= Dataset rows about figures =
-*-*-

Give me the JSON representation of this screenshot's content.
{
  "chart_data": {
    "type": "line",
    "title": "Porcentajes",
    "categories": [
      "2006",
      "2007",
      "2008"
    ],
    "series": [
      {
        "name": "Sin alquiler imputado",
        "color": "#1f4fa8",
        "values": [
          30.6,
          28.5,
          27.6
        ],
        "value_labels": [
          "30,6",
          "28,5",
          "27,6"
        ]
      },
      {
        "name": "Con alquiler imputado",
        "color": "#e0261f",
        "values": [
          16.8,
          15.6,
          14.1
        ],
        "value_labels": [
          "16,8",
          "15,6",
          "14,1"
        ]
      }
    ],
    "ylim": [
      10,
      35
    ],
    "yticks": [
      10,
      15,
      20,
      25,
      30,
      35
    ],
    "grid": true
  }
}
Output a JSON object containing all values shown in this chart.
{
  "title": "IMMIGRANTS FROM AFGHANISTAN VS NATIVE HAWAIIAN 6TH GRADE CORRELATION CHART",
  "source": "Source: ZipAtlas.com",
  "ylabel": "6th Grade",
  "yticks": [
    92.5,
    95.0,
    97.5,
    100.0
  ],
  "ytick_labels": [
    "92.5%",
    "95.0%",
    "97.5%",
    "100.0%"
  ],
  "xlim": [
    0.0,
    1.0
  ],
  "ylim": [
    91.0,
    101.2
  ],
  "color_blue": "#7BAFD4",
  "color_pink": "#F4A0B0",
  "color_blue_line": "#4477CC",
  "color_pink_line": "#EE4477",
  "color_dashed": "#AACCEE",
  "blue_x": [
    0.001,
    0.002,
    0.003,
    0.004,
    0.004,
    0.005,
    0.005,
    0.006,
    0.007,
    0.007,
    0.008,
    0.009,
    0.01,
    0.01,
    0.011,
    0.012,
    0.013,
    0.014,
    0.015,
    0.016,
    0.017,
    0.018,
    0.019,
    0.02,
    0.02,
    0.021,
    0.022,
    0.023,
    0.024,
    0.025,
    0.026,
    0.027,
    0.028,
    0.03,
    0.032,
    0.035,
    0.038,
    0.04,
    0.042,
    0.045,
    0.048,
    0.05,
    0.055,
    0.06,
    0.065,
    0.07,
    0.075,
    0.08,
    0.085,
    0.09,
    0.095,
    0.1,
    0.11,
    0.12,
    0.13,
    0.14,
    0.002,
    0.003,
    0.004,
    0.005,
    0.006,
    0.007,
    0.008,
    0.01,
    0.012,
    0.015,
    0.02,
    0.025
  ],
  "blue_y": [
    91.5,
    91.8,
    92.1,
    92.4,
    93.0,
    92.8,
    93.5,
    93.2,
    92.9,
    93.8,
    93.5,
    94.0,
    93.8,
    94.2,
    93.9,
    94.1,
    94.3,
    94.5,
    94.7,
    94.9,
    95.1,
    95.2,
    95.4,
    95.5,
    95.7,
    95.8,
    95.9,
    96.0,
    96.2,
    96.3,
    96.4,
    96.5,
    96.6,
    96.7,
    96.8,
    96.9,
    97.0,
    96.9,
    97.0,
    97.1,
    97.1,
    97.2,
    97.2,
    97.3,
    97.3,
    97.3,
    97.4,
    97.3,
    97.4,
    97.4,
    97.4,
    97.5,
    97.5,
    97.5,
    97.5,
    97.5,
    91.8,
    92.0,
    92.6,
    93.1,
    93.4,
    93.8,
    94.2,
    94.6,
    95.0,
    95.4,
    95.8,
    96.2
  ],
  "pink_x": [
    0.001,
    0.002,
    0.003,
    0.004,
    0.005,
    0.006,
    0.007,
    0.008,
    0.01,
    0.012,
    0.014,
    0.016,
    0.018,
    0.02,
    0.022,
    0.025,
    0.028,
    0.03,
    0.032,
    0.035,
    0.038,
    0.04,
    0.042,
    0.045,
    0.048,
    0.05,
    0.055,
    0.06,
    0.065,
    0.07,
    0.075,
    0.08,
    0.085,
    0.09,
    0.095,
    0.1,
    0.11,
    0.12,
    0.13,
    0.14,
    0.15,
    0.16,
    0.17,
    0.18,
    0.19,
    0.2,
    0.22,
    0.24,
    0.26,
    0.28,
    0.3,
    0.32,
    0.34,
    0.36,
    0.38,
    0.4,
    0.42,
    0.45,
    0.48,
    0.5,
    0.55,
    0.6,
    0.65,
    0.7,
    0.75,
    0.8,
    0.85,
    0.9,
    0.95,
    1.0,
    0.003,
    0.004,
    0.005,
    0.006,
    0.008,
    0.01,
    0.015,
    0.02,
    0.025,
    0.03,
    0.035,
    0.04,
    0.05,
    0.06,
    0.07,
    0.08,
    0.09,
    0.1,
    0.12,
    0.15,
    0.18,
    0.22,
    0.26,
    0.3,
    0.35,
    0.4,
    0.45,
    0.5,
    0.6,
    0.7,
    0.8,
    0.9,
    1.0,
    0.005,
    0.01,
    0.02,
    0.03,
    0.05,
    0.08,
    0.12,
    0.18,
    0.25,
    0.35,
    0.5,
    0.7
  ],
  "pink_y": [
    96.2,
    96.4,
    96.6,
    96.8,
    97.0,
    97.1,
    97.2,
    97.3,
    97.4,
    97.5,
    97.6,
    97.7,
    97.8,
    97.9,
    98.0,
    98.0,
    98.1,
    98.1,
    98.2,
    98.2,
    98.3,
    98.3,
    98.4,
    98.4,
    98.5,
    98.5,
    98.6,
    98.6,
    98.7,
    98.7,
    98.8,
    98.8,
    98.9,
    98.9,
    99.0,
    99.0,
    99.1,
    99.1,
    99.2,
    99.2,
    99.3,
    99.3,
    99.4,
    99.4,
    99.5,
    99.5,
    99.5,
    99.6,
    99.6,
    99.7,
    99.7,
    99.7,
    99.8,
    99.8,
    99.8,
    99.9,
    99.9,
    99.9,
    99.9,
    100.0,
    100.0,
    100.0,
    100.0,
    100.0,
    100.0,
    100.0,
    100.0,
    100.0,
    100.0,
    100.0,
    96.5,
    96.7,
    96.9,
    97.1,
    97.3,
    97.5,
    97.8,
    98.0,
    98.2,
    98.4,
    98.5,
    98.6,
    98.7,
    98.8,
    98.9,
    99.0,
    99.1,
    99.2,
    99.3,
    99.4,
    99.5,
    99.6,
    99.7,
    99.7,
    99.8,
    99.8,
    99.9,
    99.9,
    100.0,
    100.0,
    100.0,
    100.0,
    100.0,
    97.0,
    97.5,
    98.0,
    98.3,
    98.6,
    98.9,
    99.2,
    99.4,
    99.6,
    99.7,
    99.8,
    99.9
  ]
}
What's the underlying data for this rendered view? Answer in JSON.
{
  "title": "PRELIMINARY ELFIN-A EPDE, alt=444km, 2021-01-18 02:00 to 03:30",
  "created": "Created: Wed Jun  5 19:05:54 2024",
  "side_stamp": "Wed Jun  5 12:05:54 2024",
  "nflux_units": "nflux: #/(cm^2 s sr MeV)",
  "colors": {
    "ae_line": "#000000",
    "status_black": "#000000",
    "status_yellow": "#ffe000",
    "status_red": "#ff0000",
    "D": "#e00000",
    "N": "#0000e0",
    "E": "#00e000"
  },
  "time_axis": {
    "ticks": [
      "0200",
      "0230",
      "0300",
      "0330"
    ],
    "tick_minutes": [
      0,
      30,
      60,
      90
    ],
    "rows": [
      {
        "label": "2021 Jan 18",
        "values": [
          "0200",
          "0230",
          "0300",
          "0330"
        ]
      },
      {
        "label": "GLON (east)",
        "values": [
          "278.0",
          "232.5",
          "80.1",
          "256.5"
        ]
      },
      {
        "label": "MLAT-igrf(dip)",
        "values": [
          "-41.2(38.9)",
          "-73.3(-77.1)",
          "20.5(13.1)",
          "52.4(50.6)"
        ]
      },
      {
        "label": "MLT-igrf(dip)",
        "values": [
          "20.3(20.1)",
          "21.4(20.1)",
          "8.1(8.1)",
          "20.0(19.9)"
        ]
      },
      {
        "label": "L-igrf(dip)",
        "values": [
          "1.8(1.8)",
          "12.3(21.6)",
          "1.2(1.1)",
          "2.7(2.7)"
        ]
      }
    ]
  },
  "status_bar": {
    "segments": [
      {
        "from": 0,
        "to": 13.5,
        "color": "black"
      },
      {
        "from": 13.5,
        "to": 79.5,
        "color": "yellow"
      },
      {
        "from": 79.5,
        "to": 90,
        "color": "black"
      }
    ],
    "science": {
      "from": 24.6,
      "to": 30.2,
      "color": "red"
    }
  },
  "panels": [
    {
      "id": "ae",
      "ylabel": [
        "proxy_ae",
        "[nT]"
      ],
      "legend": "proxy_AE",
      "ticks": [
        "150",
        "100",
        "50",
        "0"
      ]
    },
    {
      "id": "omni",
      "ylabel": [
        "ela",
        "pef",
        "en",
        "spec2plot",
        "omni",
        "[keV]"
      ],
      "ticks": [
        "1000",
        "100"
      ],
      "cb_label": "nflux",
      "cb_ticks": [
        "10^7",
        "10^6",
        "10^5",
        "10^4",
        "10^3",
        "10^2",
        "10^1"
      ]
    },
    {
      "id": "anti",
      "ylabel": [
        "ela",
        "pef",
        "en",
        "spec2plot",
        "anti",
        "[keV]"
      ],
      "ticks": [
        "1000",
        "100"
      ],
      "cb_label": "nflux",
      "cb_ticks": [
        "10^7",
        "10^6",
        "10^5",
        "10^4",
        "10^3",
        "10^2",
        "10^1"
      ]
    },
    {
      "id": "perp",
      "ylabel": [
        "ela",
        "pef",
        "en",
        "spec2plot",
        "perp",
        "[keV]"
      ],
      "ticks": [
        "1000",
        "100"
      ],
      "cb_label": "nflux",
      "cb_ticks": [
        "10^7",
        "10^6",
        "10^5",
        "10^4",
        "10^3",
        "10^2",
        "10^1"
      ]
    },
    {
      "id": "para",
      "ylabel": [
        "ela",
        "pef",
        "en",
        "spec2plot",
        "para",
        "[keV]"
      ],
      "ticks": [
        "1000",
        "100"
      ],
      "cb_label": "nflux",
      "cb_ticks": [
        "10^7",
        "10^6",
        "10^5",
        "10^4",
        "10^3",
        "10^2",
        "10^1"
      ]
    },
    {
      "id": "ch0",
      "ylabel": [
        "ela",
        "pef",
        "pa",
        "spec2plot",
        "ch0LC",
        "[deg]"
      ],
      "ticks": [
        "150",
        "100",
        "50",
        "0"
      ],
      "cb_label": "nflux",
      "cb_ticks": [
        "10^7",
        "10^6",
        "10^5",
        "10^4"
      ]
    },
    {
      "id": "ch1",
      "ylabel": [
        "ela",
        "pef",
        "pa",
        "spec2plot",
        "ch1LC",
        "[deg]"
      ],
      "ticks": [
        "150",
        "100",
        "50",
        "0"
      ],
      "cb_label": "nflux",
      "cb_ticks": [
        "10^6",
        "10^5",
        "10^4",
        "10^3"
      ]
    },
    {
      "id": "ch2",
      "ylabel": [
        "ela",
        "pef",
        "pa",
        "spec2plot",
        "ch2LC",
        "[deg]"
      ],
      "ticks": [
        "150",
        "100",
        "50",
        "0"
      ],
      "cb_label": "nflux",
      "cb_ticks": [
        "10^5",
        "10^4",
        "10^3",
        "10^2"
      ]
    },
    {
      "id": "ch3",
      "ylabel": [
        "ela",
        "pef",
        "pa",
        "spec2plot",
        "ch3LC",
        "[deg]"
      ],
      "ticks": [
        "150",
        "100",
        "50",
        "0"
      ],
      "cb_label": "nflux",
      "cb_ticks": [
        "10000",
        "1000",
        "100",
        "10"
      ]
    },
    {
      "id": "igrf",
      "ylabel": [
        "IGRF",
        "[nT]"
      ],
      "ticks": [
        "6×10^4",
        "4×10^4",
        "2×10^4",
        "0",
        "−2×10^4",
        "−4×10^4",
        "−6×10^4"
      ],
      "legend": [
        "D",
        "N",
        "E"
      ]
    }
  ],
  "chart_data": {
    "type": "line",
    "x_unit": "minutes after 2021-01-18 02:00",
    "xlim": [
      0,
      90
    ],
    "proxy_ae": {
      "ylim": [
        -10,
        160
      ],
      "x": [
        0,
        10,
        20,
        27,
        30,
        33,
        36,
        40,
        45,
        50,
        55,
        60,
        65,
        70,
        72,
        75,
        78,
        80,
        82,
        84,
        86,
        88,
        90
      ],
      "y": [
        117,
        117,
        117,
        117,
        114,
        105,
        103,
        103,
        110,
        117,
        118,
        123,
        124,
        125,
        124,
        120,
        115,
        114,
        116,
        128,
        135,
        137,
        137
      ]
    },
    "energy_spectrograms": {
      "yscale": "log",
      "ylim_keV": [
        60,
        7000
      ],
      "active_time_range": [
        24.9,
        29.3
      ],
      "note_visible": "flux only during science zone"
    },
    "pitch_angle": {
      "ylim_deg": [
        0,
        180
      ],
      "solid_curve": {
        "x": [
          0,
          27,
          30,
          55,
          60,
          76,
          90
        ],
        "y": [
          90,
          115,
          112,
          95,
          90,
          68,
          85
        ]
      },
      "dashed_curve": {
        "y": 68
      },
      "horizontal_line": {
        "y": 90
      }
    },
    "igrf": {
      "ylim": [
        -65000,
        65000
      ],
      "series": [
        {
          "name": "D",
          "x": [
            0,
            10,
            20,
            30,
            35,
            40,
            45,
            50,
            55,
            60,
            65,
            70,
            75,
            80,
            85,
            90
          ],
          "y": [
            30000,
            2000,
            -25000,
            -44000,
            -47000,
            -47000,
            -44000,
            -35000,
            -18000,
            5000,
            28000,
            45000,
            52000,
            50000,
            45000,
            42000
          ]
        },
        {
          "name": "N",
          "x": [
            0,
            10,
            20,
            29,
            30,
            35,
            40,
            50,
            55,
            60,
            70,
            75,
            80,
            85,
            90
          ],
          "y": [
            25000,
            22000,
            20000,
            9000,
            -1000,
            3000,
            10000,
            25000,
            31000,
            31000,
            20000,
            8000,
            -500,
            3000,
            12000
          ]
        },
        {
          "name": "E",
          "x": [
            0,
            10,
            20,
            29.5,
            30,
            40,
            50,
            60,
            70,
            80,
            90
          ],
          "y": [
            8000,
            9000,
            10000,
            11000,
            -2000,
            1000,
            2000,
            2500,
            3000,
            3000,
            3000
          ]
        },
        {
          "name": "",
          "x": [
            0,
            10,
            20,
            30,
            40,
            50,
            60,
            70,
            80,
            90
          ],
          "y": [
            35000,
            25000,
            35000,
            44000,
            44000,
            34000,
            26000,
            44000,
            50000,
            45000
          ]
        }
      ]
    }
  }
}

-*-*-

Say how many lines of the data hold the string "this". Reply with the number alone.

3